**DATA PROVIDED**
**********

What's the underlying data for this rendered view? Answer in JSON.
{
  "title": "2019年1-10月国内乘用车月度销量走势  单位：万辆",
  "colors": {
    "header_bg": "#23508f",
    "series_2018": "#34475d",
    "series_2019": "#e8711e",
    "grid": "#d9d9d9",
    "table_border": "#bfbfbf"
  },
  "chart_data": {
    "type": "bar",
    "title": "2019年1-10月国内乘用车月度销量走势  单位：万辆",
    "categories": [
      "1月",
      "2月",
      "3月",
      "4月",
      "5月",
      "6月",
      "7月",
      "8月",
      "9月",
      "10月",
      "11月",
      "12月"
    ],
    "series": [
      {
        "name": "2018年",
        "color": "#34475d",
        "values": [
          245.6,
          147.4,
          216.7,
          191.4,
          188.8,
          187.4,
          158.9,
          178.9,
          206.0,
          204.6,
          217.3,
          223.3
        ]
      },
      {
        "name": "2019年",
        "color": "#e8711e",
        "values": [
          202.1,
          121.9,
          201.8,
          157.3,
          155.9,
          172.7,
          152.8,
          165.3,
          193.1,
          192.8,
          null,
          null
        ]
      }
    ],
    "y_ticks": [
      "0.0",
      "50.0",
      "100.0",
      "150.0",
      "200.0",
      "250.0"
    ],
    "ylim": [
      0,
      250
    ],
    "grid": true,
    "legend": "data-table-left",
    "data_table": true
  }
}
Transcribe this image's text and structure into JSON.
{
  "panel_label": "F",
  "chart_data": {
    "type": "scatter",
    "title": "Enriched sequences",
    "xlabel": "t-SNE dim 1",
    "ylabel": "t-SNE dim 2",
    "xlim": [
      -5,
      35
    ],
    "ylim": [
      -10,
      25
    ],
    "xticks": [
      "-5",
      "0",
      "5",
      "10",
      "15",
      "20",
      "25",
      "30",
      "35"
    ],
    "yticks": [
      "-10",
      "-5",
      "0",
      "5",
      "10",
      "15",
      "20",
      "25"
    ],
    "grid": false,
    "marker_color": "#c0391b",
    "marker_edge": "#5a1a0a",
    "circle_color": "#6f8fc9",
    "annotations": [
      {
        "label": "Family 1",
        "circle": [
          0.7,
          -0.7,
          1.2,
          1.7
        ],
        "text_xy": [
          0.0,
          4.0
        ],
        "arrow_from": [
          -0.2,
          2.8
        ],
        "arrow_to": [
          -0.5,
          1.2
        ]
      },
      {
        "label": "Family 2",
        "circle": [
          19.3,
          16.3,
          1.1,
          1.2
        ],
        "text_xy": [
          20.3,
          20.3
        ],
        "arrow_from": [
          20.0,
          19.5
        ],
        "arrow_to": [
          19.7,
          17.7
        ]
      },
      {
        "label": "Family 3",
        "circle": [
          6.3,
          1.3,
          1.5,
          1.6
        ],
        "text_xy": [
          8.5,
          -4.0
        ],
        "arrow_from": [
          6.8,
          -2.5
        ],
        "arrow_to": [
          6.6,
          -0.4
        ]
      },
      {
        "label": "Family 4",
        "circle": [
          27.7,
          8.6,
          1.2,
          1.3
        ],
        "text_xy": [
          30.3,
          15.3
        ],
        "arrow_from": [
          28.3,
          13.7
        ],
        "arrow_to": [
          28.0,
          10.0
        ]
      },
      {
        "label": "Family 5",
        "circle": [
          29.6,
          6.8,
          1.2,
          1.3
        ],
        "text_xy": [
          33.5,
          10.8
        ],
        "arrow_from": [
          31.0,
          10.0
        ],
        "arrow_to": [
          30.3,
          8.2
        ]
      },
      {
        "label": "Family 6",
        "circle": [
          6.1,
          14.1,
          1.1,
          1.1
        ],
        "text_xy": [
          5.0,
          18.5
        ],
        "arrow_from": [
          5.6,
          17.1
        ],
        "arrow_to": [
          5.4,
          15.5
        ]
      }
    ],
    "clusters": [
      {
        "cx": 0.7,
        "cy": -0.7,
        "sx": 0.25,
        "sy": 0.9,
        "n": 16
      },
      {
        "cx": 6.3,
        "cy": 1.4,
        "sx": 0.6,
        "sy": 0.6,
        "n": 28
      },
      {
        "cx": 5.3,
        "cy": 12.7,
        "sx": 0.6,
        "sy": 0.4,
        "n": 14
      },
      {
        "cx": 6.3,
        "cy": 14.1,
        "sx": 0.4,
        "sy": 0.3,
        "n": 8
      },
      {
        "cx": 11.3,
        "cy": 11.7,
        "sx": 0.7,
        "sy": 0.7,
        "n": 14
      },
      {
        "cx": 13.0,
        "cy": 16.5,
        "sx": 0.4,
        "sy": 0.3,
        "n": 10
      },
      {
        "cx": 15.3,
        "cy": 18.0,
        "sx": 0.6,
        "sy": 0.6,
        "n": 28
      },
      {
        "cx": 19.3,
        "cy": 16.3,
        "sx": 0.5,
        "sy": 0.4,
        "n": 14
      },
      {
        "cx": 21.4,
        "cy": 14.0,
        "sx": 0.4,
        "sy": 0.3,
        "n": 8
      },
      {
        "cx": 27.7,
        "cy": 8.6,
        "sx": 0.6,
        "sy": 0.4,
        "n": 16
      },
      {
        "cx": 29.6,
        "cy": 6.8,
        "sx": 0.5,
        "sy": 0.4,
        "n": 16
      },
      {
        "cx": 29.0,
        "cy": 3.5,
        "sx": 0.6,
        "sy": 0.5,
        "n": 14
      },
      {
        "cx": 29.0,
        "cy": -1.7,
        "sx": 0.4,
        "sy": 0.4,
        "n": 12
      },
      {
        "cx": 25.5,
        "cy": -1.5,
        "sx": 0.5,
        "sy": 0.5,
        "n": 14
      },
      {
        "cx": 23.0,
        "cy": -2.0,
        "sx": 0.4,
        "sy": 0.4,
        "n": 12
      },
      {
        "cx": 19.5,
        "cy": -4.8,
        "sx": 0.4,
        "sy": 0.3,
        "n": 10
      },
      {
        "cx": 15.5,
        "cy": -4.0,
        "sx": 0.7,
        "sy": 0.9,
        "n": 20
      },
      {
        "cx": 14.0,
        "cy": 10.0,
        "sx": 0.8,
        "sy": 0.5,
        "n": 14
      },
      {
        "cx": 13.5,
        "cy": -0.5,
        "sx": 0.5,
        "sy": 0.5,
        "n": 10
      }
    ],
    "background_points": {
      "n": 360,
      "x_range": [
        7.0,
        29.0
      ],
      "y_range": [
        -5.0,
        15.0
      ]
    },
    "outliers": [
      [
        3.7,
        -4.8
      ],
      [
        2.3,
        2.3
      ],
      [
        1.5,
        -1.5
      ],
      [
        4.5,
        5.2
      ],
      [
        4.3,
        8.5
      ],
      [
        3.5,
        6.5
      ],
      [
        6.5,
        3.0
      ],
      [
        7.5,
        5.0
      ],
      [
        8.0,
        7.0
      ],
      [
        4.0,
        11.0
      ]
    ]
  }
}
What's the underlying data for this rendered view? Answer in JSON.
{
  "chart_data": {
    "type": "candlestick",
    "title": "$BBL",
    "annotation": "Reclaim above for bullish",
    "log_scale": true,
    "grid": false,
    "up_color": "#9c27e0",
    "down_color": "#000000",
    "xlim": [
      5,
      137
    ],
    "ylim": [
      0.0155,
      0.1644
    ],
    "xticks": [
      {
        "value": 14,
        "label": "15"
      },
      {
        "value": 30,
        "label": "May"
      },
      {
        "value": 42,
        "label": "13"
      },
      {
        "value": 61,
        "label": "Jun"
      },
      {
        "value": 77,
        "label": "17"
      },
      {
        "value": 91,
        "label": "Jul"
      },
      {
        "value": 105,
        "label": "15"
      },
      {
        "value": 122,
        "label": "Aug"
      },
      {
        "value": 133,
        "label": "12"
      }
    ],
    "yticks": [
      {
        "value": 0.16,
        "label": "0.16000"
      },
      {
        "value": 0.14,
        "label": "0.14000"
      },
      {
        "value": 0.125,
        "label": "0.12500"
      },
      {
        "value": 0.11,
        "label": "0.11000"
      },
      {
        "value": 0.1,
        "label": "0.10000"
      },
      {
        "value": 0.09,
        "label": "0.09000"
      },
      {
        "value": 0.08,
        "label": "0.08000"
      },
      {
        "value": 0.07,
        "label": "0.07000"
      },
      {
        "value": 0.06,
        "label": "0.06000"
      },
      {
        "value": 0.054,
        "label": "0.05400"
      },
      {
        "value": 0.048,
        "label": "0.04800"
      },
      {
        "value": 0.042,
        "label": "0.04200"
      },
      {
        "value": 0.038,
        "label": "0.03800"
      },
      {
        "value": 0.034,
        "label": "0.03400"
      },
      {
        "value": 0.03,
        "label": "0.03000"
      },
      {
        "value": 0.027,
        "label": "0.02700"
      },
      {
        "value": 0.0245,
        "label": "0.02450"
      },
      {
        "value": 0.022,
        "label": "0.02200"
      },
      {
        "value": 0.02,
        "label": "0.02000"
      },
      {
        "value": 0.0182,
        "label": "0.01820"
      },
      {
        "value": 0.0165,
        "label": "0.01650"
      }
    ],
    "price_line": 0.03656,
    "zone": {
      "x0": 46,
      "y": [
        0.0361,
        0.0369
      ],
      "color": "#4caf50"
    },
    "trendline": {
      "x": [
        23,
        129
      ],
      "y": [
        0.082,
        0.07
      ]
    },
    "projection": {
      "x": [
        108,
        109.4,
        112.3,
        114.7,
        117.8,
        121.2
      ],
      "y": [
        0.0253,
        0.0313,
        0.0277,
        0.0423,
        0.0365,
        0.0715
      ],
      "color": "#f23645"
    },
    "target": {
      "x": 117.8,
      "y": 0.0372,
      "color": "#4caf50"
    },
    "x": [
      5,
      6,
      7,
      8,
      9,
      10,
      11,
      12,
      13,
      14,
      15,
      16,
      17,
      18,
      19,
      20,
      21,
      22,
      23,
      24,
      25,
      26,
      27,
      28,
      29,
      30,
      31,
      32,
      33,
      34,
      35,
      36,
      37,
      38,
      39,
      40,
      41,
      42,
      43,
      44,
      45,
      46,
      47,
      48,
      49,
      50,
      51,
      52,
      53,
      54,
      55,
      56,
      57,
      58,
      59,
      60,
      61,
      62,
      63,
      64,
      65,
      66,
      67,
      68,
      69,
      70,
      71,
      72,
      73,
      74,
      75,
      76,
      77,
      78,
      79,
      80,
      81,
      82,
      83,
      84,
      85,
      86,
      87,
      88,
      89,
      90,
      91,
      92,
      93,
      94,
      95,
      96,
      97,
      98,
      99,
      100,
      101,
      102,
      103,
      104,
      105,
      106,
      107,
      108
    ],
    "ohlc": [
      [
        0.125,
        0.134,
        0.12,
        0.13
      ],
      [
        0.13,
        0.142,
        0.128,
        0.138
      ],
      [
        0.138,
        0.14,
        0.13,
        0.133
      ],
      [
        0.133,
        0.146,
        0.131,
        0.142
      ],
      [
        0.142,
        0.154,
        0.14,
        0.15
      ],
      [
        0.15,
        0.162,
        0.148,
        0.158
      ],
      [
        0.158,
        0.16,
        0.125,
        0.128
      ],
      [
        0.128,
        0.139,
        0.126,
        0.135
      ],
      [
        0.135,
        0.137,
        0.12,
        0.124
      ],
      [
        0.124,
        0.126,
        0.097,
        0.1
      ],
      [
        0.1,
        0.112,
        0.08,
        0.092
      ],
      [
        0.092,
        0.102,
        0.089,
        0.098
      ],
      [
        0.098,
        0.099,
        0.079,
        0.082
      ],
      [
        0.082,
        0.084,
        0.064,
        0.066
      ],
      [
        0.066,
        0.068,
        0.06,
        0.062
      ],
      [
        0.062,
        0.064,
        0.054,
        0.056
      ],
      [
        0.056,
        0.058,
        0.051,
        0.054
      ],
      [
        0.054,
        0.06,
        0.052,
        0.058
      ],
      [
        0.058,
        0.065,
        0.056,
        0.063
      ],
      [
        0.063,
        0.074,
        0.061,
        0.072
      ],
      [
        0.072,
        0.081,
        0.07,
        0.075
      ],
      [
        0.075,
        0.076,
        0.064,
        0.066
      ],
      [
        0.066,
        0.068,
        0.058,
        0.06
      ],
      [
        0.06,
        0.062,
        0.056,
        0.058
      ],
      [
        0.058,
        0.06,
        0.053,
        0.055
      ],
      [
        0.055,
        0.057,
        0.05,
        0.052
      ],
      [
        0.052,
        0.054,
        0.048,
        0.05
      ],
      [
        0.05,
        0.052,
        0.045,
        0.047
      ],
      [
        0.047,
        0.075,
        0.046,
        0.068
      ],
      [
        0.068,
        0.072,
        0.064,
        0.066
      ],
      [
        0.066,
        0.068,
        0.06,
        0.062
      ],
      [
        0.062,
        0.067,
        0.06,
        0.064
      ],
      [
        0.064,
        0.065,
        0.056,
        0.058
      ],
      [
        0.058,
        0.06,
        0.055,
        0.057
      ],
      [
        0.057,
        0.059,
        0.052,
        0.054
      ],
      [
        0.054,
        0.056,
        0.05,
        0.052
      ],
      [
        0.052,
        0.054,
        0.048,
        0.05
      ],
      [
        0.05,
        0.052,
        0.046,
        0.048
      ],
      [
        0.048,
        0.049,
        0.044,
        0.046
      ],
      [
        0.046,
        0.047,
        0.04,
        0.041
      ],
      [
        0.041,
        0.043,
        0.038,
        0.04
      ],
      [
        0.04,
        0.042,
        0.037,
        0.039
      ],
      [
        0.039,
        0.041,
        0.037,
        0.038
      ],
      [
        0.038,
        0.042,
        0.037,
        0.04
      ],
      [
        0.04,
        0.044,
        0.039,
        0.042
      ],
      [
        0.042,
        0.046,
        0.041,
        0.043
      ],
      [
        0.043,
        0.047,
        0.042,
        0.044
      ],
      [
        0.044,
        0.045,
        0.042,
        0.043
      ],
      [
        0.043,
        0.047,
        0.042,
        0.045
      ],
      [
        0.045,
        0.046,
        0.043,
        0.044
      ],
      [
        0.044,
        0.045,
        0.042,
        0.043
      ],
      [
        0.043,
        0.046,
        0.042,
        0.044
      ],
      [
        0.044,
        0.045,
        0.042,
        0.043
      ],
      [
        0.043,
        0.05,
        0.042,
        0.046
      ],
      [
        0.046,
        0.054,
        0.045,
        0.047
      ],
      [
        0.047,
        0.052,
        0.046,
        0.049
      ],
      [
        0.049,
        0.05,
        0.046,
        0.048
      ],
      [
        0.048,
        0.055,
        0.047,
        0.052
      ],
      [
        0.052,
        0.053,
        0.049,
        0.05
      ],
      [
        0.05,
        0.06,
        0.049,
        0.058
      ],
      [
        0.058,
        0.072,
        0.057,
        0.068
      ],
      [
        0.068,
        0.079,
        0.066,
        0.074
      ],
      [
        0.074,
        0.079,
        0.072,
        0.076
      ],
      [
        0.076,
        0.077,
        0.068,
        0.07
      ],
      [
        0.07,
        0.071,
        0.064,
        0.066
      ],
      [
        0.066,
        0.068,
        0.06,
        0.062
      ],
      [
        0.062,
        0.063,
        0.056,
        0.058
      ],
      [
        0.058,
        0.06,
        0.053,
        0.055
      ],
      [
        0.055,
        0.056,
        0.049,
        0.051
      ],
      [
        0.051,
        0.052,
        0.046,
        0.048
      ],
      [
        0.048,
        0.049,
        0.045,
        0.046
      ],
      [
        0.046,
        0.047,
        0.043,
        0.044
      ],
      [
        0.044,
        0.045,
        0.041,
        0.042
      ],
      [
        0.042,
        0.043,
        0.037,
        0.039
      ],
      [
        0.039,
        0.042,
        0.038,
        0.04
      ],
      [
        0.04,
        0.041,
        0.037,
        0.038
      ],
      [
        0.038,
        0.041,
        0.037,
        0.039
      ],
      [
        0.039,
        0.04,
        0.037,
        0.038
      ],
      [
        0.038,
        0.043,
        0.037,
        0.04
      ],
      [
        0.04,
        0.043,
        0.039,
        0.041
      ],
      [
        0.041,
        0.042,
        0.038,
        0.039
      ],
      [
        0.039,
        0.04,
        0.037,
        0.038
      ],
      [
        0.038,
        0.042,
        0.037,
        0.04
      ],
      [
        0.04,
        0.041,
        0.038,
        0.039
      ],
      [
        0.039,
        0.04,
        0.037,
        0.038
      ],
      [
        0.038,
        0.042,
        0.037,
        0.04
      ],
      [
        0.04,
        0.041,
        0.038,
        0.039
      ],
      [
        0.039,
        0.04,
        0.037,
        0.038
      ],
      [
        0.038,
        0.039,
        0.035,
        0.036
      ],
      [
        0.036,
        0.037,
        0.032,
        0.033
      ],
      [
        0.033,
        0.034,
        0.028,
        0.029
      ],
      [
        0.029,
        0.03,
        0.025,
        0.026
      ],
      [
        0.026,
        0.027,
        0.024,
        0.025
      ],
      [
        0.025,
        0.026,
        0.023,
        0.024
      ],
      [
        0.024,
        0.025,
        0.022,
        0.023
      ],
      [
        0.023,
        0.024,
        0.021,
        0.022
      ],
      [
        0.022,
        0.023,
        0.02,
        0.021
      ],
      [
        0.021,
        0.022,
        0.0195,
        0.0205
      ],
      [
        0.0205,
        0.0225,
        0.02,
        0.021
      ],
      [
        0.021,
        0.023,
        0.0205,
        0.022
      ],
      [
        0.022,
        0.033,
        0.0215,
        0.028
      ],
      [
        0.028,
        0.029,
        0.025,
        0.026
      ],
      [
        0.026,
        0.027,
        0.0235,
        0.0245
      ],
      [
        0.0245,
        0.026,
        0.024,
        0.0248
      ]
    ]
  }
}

**********

**GOAL**
Give the count of lines in the listing that hold the word "title", with no other text.

**RESULT FOR THIS EXERCISE**
4